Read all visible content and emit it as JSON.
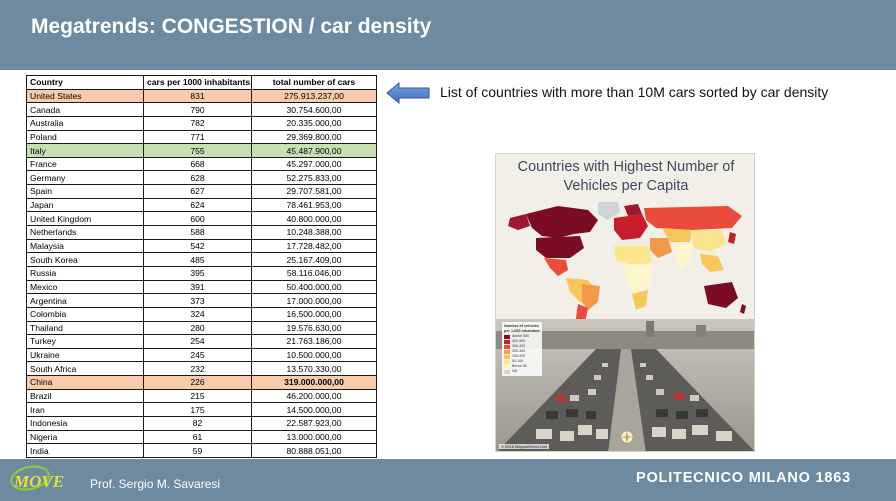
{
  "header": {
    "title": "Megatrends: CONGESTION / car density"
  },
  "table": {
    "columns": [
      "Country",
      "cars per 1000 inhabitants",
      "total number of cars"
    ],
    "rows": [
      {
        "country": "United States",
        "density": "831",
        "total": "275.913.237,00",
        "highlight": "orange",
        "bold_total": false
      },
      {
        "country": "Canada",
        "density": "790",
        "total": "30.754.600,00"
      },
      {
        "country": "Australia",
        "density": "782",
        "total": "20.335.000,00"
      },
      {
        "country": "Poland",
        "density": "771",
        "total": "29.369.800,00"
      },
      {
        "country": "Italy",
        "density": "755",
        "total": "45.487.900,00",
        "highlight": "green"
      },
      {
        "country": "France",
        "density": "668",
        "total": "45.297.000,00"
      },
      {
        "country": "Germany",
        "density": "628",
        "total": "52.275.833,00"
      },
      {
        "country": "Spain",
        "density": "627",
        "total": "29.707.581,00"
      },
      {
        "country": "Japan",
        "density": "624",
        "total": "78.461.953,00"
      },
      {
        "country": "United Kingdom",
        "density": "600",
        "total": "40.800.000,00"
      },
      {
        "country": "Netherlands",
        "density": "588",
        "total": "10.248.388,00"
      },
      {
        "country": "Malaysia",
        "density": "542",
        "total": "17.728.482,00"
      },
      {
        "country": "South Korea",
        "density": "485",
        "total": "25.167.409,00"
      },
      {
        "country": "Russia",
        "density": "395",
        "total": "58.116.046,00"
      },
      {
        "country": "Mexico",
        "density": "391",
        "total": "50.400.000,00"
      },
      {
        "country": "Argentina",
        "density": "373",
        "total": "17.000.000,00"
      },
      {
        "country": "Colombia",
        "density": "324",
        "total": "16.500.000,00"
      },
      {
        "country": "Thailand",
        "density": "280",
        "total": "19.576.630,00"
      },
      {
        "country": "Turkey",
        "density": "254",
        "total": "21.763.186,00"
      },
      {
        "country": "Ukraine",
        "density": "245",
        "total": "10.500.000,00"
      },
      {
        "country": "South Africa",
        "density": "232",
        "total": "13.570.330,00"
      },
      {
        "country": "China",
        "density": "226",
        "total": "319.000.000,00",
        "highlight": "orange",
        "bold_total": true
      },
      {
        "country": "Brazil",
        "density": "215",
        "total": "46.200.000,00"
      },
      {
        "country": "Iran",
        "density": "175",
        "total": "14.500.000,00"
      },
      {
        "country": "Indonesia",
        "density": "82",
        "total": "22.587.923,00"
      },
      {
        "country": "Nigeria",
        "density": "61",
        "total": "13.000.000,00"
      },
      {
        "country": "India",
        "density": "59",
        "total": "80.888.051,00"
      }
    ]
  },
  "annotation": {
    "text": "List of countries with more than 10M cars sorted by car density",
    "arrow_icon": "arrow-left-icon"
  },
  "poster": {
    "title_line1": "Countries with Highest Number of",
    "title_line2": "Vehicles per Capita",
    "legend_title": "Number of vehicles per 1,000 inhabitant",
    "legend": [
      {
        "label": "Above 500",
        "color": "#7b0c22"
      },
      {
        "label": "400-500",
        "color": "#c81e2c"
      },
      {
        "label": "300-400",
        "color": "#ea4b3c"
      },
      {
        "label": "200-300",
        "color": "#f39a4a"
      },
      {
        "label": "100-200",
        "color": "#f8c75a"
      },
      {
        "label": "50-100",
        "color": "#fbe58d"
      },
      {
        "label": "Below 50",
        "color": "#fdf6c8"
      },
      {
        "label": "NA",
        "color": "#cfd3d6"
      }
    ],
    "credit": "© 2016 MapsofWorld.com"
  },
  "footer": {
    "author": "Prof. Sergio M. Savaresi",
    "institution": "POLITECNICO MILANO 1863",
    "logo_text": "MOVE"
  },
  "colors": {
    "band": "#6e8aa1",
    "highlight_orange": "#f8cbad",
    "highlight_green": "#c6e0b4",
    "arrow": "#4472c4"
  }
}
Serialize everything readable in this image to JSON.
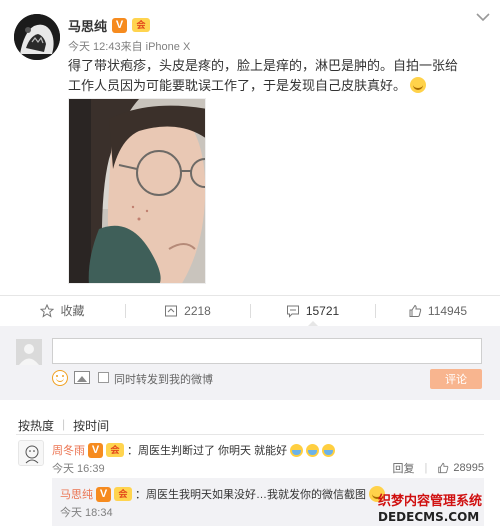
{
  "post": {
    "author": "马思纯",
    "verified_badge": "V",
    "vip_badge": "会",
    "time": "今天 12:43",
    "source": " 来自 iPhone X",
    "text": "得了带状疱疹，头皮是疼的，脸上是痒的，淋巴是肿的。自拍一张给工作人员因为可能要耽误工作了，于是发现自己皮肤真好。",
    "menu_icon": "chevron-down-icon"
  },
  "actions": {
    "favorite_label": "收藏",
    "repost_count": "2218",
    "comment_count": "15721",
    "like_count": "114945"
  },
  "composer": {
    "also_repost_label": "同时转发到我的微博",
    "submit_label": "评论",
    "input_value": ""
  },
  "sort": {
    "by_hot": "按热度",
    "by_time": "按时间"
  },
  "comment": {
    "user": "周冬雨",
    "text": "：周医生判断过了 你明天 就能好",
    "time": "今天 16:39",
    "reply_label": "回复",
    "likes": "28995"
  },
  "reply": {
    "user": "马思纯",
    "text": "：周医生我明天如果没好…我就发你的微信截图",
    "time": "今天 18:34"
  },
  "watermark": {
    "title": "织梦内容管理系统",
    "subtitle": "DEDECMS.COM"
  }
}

::::

## TASK TO CARRY OUT:
Reproduce verbatim, and only, the lines starting at the one that contains "Serialize everything readable" and ending with the final line of the records; leave out the pictures.

## EXERCISE ANSWER:
Serialize everything readable in this image to JSON.
{
  "post": {
    "author": "马思纯",
    "verified_badge": "V",
    "vip_badge": "会",
    "time": "今天 12:43",
    "source": " 来自 iPhone X",
    "text": "得了带状疱疹，头皮是疼的，脸上是痒的，淋巴是肿的。自拍一张给工作人员因为可能要耽误工作了，于是发现自己皮肤真好。",
    "menu_icon": "chevron-down-icon"
  },
  "actions": {
    "favorite_label": "收藏",
    "repost_count": "2218",
    "comment_count": "15721",
    "like_count": "114945"
  },
  "composer": {
    "also_repost_label": "同时转发到我的微博",
    "submit_label": "评论",
    "input_value": ""
  },
  "sort": {
    "by_hot": "按热度",
    "by_time": "按时间"
  },
  "comment": {
    "user": "周冬雨",
    "text": "：周医生判断过了 你明天 就能好",
    "time": "今天 16:39",
    "reply_label": "回复",
    "likes": "28995"
  },
  "reply": {
    "user": "马思纯",
    "text": "：周医生我明天如果没好…我就发你的微信截图",
    "time": "今天 18:34"
  },
  "watermark": {
    "title": "织梦内容管理系统",
    "subtitle": "DEDECMS.COM"
  }
}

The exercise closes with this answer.